_Instruction_. Write the records below out again exactly as given, with no images.

_Data_.
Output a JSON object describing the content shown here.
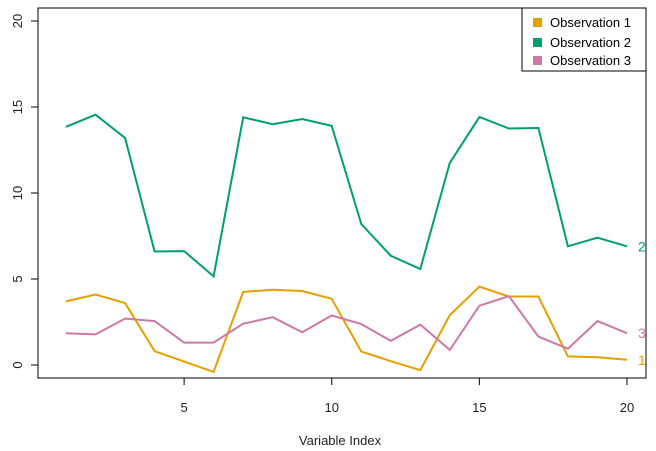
{
  "chart_data": {
    "type": "line",
    "title": "",
    "xlabel": "Variable Index",
    "ylabel": "",
    "xlim": [
      0.5,
      20.5
    ],
    "ylim": [
      -0.5,
      21
    ],
    "x_ticks": [
      5,
      10,
      15,
      20
    ],
    "y_ticks": [
      0,
      5,
      10,
      15,
      20
    ],
    "x": [
      1,
      2,
      3,
      4,
      5,
      6,
      7,
      8,
      9,
      10,
      11,
      12,
      13,
      14,
      15,
      16,
      17,
      18,
      19,
      20
    ],
    "series": [
      {
        "name": "Observation 1",
        "end_label": "1",
        "color": "#E69F00",
        "values": [
          3.7,
          4.1,
          3.6,
          0.8,
          0.2,
          -0.4,
          4.25,
          4.38,
          4.3,
          3.85,
          0.78,
          0.22,
          -0.3,
          2.9,
          4.55,
          3.98,
          3.98,
          0.5,
          0.45,
          0.3
        ]
      },
      {
        "name": "Observation 2",
        "end_label": "2",
        "color": "#009E73",
        "values": [
          13.85,
          14.55,
          13.2,
          6.6,
          6.62,
          5.15,
          14.4,
          14.0,
          14.3,
          13.9,
          8.2,
          6.35,
          5.58,
          11.75,
          14.42,
          13.75,
          13.78,
          6.9,
          7.4,
          6.9
        ]
      },
      {
        "name": "Observation 3",
        "end_label": "3",
        "color": "#CC79A7",
        "values": [
          1.85,
          1.78,
          2.7,
          2.55,
          1.3,
          1.3,
          2.4,
          2.78,
          1.9,
          2.88,
          2.38,
          1.4,
          2.35,
          0.88,
          3.45,
          4.0,
          1.65,
          0.95,
          2.55,
          1.85
        ]
      }
    ],
    "legend": {
      "position": "top-right",
      "entries": [
        "Observation 1",
        "Observation 2",
        "Observation 3"
      ]
    }
  }
}
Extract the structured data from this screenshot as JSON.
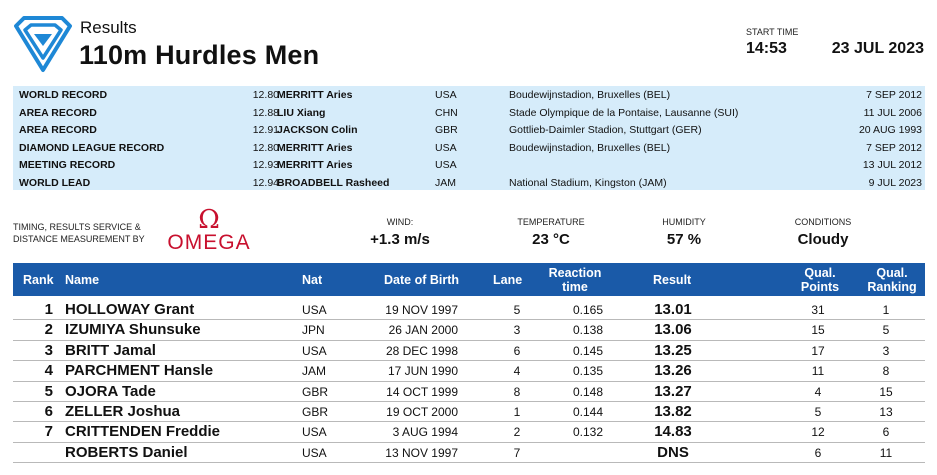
{
  "header": {
    "subtitle": "Results",
    "title": "110m Hurdles Men",
    "start_time_label": "START TIME",
    "start_time": "14:53",
    "date": "23 JUL 2023"
  },
  "records": [
    {
      "type": "WORLD RECORD",
      "mark": "12.80",
      "name": "MERRITT Aries",
      "nat": "USA",
      "venue": "Boudewijnstadion, Bruxelles (BEL)",
      "date": "7 SEP 2012"
    },
    {
      "type": "AREA RECORD",
      "mark": "12.88",
      "name": "LIU Xiang",
      "nat": "CHN",
      "venue": "Stade Olympique de la Pontaise, Lausanne (SUI)",
      "date": "11 JUL 2006"
    },
    {
      "type": "AREA RECORD",
      "mark": "12.91",
      "name": "JACKSON Colin",
      "nat": "GBR",
      "venue": "Gottlieb-Daimler Stadion, Stuttgart (GER)",
      "date": "20 AUG 1993"
    },
    {
      "type": "DIAMOND LEAGUE RECORD",
      "mark": "12.80",
      "name": "MERRITT Aries",
      "nat": "USA",
      "venue": "Boudewijnstadion, Bruxelles (BEL)",
      "date": "7 SEP 2012"
    },
    {
      "type": "MEETING RECORD",
      "mark": "12.93",
      "name": "MERRITT Aries",
      "nat": "USA",
      "venue": "",
      "date": "13 JUL 2012"
    },
    {
      "type": "WORLD LEAD",
      "mark": "12.94",
      "name": "BROADBELL Rasheed",
      "nat": "JAM",
      "venue": "National Stadium, Kingston (JAM)",
      "date": "9 JUL 2023"
    }
  ],
  "timing": {
    "line1": "TIMING, RESULTS SERVICE &",
    "line2": "DISTANCE MEASUREMENT BY",
    "brand_symbol": "Ω",
    "brand": "OMEGA"
  },
  "conditions": [
    {
      "label": "WIND:",
      "value": "+1.3 m/s"
    },
    {
      "label": "TEMPERATURE",
      "value": "23 °C"
    },
    {
      "label": "HUMIDITY",
      "value": "57 %"
    },
    {
      "label": "CONDITIONS",
      "value": "Cloudy"
    }
  ],
  "table": {
    "headers": {
      "rank": "Rank",
      "name": "Name",
      "nat": "Nat",
      "dob": "Date of Birth",
      "lane": "Lane",
      "reaction_1": "Reaction",
      "reaction_2": "time",
      "result": "Result",
      "points_1": "Qual.",
      "points_2": "Points",
      "qrank_1": "Qual.",
      "qrank_2": "Ranking"
    },
    "rows": [
      {
        "rank": "1",
        "name": "HOLLOWAY Grant",
        "nat": "USA",
        "dob": "19 NOV 1997",
        "lane": "5",
        "reaction": "0.165",
        "result": "13.01",
        "points": "31",
        "qrank": "1"
      },
      {
        "rank": "2",
        "name": "IZUMIYA Shunsuke",
        "nat": "JPN",
        "dob": "26 JAN 2000",
        "lane": "3",
        "reaction": "0.138",
        "result": "13.06",
        "points": "15",
        "qrank": "5"
      },
      {
        "rank": "3",
        "name": "BRITT Jamal",
        "nat": "USA",
        "dob": "28 DEC 1998",
        "lane": "6",
        "reaction": "0.145",
        "result": "13.25",
        "points": "17",
        "qrank": "3"
      },
      {
        "rank": "4",
        "name": "PARCHMENT Hansle",
        "nat": "JAM",
        "dob": "17 JUN 1990",
        "lane": "4",
        "reaction": "0.135",
        "result": "13.26",
        "points": "11",
        "qrank": "8"
      },
      {
        "rank": "5",
        "name": "OJORA Tade",
        "nat": "GBR",
        "dob": "14 OCT 1999",
        "lane": "8",
        "reaction": "0.148",
        "result": "13.27",
        "points": "4",
        "qrank": "15"
      },
      {
        "rank": "6",
        "name": "ZELLER Joshua",
        "nat": "GBR",
        "dob": "19 OCT 2000",
        "lane": "1",
        "reaction": "0.144",
        "result": "13.82",
        "points": "5",
        "qrank": "13"
      },
      {
        "rank": "7",
        "name": "CRITTENDEN Freddie",
        "nat": "USA",
        "dob": "3 AUG 1994",
        "lane": "2",
        "reaction": "0.132",
        "result": "14.83",
        "points": "12",
        "qrank": "6"
      },
      {
        "rank": "",
        "name": "ROBERTS Daniel",
        "nat": "USA",
        "dob": "13 NOV 1997",
        "lane": "7",
        "reaction": "",
        "result": "DNS",
        "points": "6",
        "qrank": "11"
      }
    ]
  },
  "colors": {
    "header_blue": "#1a5aa8",
    "record_bg": "#d6ecfa",
    "omega_red": "#c8102e",
    "logo_blue": "#1e88d6"
  },
  "icons": {
    "logo": "diamond-league-logo-icon"
  }
}
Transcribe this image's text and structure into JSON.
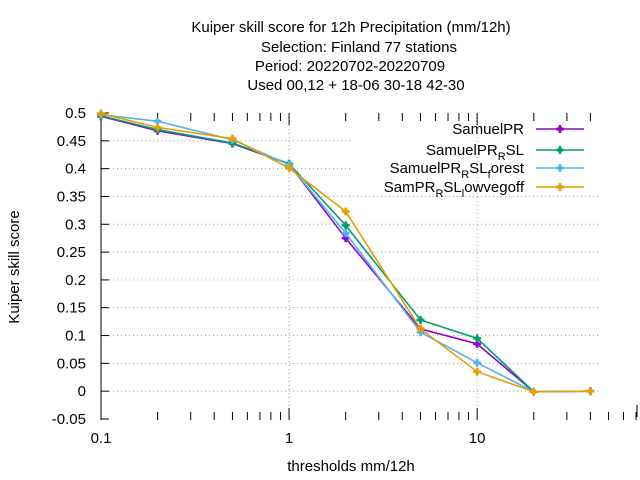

_Solution to this exercise_.
Output a JSON object describing the content shown here.
{
  "chart_data": {
    "type": "line",
    "title": "",
    "xlabel": "Variable Index",
    "ylabel": "",
    "xlim": [
      0.5,
      20.5
    ],
    "ylim": [
      -0.5,
      21
    ],
    "x_ticks": [
      5,
      10,
      15,
      20
    ],
    "y_ticks": [
      0,
      5,
      10,
      15,
      20
    ],
    "x": [
      1,
      2,
      3,
      4,
      5,
      6,
      7,
      8,
      9,
      10,
      11,
      12,
      13,
      14,
      15,
      16,
      17,
      18,
      19,
      20
    ],
    "series": [
      {
        "name": "Observation 1",
        "end_label": "1",
        "color": "#E69F00",
        "values": [
          3.7,
          4.1,
          3.6,
          0.8,
          0.2,
          -0.4,
          4.25,
          4.38,
          4.3,
          3.85,
          0.78,
          0.22,
          -0.3,
          2.9,
          4.55,
          3.98,
          3.98,
          0.5,
          0.45,
          0.3
        ]
      },
      {
        "name": "Observation 2",
        "end_label": "2",
        "color": "#009E73",
        "values": [
          13.85,
          14.55,
          13.2,
          6.6,
          6.62,
          5.15,
          14.4,
          14.0,
          14.3,
          13.9,
          8.2,
          6.35,
          5.58,
          11.75,
          14.42,
          13.75,
          13.78,
          6.9,
          7.4,
          6.9
        ]
      },
      {
        "name": "Observation 3",
        "end_label": "3",
        "color": "#CC79A7",
        "values": [
          1.85,
          1.78,
          2.7,
          2.55,
          1.3,
          1.3,
          2.4,
          2.78,
          1.9,
          2.88,
          2.38,
          1.4,
          2.35,
          0.88,
          3.45,
          4.0,
          1.65,
          0.95,
          2.55,
          1.85
        ]
      }
    ],
    "legend": {
      "position": "top-right",
      "entries": [
        "Observation 1",
        "Observation 2",
        "Observation 3"
      ]
    }
  }
}
Extract the structured data from this screenshot as JSON.
{
  "header": {
    "subtitle": "Results",
    "title": "110m Hurdles Men",
    "start_time_label": "START TIME",
    "start_time": "14:53",
    "date": "23 JUL 2023"
  },
  "records": [
    {
      "type": "WORLD RECORD",
      "mark": "12.80",
      "name": "MERRITT Aries",
      "nat": "USA",
      "venue": "Boudewijnstadion, Bruxelles (BEL)",
      "date": "7 SEP 2012"
    },
    {
      "type": "AREA RECORD",
      "mark": "12.88",
      "name": "LIU Xiang",
      "nat": "CHN",
      "venue": "Stade Olympique de la Pontaise, Lausanne (SUI)",
      "date": "11 JUL 2006"
    },
    {
      "type": "AREA RECORD",
      "mark": "12.91",
      "name": "JACKSON Colin",
      "nat": "GBR",
      "venue": "Gottlieb-Daimler Stadion, Stuttgart (GER)",
      "date": "20 AUG 1993"
    },
    {
      "type": "DIAMOND LEAGUE RECORD",
      "mark": "12.80",
      "name": "MERRITT Aries",
      "nat": "USA",
      "venue": "Boudewijnstadion, Bruxelles (BEL)",
      "date": "7 SEP 2012"
    },
    {
      "type": "MEETING RECORD",
      "mark": "12.93",
      "name": "MERRITT Aries",
      "nat": "USA",
      "venue": "",
      "date": "13 JUL 2012"
    },
    {
      "type": "WORLD LEAD",
      "mark": "12.94",
      "name": "BROADBELL Rasheed",
      "nat": "JAM",
      "venue": "National Stadium, Kingston (JAM)",
      "date": "9 JUL 2023"
    }
  ],
  "timing": {
    "line1": "TIMING, RESULTS SERVICE &",
    "line2": "DISTANCE MEASUREMENT BY",
    "brand_symbol": "Ω",
    "brand": "OMEGA"
  },
  "conditions": [
    {
      "label": "WIND:",
      "value": "+1.3 m/s"
    },
    {
      "label": "TEMPERATURE",
      "value": "23 °C"
    },
    {
      "label": "HUMIDITY",
      "value": "57 %"
    },
    {
      "label": "CONDITIONS",
      "value": "Cloudy"
    }
  ],
  "table": {
    "headers": {
      "rank": "Rank",
      "name": "Name",
      "nat": "Nat",
      "dob": "Date of Birth",
      "lane": "Lane",
      "reaction_1": "Reaction",
      "reaction_2": "time",
      "result": "Result",
      "points_1": "Qual.",
      "points_2": "Points",
      "qrank_1": "Qual.",
      "qrank_2": "Ranking"
    },
    "rows": [
      {
        "rank": "1",
        "name": "HOLLOWAY Grant",
        "nat": "USA",
        "dob": "19 NOV 1997",
        "lane": "5",
        "reaction": "0.165",
        "result": "13.01",
        "points": "31",
        "qrank": "1"
      },
      {
        "rank": "2",
        "name": "IZUMIYA Shunsuke",
        "nat": "JPN",
        "dob": "26 JAN 2000",
        "lane": "3",
        "reaction": "0.138",
        "result": "13.06",
        "points": "15",
        "qrank": "5"
      },
      {
        "rank": "3",
        "name": "BRITT Jamal",
        "nat": "USA",
        "dob": "28 DEC 1998",
        "lane": "6",
        "reaction": "0.145",
        "result": "13.25",
        "points": "17",
        "qrank": "3"
      },
      {
        "rank": "4",
        "name": "PARCHMENT Hansle",
        "nat": "JAM",
        "dob": "17 JUN 1990",
        "lane": "4",
        "reaction": "0.135",
        "result": "13.26",
        "points": "11",
        "qrank": "8"
      },
      {
        "rank": "5",
        "name": "OJORA Tade",
        "nat": "GBR",
        "dob": "14 OCT 1999",
        "lane": "8",
        "reaction": "0.148",
        "result": "13.27",
        "points": "4",
        "qrank": "15"
      },
      {
        "rank": "6",
        "name": "ZELLER Joshua",
        "nat": "GBR",
        "dob": "19 OCT 2000",
        "lane": "1",
        "reaction": "0.144",
        "result": "13.82",
        "points": "5",
        "qrank": "13"
      },
      {
        "rank": "7",
        "name": "CRITTENDEN Freddie",
        "nat": "USA",
        "dob": "3 AUG 1994",
        "lane": "2",
        "reaction": "0.132",
        "result": "14.83",
        "points": "12",
        "qrank": "6"
      },
      {
        "rank": "",
        "name": "ROBERTS Daniel",
        "nat": "USA",
        "dob": "13 NOV 1997",
        "lane": "7",
        "reaction": "",
        "result": "DNS",
        "points": "6",
        "qrank": "11"
      }
    ]
  },
  "colors": {
    "header_blue": "#1a5aa8",
    "record_bg": "#d6ecfa",
    "omega_red": "#c8102e",
    "logo_blue": "#1e88d6"
  },
  "icons": {
    "logo": "diamond-league-logo-icon"
  }
}
Transcribe this image's text and structure into JSON.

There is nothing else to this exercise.